Obwohl unsere Tiere nur 8 bis 10 Kilometer pro Tag gelaufen sind, hat er kurz vor Tschechien angefangen, leicht zu humpeln. Nach zwei Tagen Schonzeit im Hänger war es fast vorbei – und dann das: Eines Abends sprangen die Tiere aus ihren Gefährten und begrüssten sich zunächst gegenseitig. Wie immer freuten sie sich total, dass der andere auch noch da ist. Diu, unsere Mischlingshündin aus Indien, rannte über das Feld und forderte Gomolf zum Spielen auf. Der ignorierte Michaels Ermahnungen, langsam zu machen, jagte ihr hinterher, schrie plötzlich auf und kam winselnd zu uns zurück. Er reckte uns seine blutige rechte Vorderpfote hin – eine Kralle war halb abgerissen und stand ab.

◆ **Aufgabe**
Welche Verletzung hatte Gomolf laut dem Textauszug an seiner rechten Vorderpfote?

◆ **Material**

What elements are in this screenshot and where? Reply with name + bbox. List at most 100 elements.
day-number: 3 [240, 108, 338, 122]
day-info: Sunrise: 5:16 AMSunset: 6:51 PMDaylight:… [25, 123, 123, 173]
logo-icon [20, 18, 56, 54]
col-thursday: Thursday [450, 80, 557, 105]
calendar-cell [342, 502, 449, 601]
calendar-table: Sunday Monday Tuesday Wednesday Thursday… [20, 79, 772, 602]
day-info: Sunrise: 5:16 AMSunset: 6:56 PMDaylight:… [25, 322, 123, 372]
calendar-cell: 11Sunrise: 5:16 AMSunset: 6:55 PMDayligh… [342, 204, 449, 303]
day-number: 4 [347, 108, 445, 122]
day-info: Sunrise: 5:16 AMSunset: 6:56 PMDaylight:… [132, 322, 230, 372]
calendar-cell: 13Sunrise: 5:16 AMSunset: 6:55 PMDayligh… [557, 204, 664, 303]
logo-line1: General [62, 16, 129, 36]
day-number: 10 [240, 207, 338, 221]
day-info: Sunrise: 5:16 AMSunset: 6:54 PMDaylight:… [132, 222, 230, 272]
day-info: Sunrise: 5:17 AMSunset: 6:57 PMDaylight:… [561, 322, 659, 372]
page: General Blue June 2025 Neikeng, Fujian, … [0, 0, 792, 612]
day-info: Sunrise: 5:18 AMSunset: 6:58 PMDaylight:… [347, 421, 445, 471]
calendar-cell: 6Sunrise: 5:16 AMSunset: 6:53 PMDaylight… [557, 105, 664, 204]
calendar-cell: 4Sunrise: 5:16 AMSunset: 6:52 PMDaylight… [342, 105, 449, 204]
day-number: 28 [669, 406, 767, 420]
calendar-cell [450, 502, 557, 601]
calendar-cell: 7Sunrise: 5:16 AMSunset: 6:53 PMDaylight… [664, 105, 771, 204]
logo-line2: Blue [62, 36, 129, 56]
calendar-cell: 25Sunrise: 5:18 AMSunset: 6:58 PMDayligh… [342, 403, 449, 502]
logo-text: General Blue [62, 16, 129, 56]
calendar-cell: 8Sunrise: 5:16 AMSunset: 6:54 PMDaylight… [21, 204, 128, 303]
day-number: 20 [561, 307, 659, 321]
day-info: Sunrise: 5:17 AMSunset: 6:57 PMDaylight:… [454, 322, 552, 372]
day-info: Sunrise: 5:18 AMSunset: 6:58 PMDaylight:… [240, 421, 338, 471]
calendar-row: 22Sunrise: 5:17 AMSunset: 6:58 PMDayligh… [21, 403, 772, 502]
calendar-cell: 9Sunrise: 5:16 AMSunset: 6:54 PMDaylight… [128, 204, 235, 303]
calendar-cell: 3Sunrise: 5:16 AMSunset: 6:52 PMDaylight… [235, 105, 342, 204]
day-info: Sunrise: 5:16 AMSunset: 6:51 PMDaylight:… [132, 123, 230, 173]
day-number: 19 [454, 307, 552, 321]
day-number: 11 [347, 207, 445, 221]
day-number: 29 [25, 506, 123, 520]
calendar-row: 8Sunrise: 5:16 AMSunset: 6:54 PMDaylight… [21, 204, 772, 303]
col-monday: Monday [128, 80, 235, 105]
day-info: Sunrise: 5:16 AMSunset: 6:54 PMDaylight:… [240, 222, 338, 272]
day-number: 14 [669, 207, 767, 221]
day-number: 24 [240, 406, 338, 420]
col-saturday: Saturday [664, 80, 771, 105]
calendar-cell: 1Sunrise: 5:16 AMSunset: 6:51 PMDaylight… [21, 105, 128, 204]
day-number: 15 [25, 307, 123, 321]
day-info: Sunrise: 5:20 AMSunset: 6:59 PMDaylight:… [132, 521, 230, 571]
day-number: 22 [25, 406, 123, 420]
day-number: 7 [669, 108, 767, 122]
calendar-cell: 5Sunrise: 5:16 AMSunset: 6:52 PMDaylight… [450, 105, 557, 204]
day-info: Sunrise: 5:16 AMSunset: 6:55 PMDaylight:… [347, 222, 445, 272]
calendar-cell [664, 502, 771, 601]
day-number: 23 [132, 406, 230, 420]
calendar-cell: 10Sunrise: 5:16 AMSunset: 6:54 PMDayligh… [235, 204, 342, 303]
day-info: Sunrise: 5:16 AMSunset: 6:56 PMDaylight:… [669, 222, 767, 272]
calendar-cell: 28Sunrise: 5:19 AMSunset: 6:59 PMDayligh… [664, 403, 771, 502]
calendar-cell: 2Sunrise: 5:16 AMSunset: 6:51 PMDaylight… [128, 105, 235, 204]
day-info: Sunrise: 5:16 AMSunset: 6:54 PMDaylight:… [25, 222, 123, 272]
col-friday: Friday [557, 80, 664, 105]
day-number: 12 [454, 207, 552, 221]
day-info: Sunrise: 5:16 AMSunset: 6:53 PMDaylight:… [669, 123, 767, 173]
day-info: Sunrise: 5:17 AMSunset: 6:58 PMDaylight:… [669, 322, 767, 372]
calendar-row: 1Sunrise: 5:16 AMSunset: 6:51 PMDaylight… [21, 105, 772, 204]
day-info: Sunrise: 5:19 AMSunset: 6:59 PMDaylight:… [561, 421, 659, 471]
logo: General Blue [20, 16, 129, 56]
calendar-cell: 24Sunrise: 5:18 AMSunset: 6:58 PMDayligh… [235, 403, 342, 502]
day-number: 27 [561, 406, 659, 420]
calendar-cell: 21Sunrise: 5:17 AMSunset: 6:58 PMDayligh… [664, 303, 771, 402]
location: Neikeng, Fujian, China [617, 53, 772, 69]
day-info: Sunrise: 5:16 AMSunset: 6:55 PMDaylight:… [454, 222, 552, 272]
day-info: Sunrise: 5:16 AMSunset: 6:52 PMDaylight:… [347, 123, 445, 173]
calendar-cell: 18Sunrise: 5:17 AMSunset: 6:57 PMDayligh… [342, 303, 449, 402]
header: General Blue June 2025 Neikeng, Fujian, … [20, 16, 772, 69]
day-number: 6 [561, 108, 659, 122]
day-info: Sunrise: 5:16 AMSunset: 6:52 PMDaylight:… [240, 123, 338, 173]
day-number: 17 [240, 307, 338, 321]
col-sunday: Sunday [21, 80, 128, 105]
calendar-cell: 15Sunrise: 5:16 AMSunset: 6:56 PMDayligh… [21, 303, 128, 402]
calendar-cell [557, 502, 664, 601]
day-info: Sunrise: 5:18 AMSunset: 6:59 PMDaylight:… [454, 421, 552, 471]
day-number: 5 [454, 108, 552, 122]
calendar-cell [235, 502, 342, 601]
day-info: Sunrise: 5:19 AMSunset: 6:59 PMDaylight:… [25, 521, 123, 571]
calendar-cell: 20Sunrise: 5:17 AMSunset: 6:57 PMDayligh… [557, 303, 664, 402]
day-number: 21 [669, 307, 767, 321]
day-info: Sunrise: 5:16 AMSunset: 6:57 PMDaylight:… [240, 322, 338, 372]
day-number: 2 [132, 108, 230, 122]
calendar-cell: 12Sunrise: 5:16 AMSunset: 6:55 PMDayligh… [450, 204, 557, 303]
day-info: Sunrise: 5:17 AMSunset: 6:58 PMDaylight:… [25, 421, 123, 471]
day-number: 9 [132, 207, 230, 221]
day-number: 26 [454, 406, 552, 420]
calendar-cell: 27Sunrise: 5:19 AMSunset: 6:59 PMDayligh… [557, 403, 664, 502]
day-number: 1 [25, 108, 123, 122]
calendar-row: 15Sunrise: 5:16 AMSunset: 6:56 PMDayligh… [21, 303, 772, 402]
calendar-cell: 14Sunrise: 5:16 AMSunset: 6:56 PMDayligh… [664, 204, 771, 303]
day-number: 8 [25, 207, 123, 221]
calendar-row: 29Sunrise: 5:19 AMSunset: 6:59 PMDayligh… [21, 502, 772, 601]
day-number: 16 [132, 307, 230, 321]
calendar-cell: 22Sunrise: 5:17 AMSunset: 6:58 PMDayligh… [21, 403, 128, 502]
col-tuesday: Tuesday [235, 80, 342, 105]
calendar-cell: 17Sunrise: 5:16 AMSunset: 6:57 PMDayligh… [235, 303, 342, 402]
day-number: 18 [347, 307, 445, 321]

◆ **Schriftliche Lösung**
Eine Kralle war halb abgerissen und stand ab.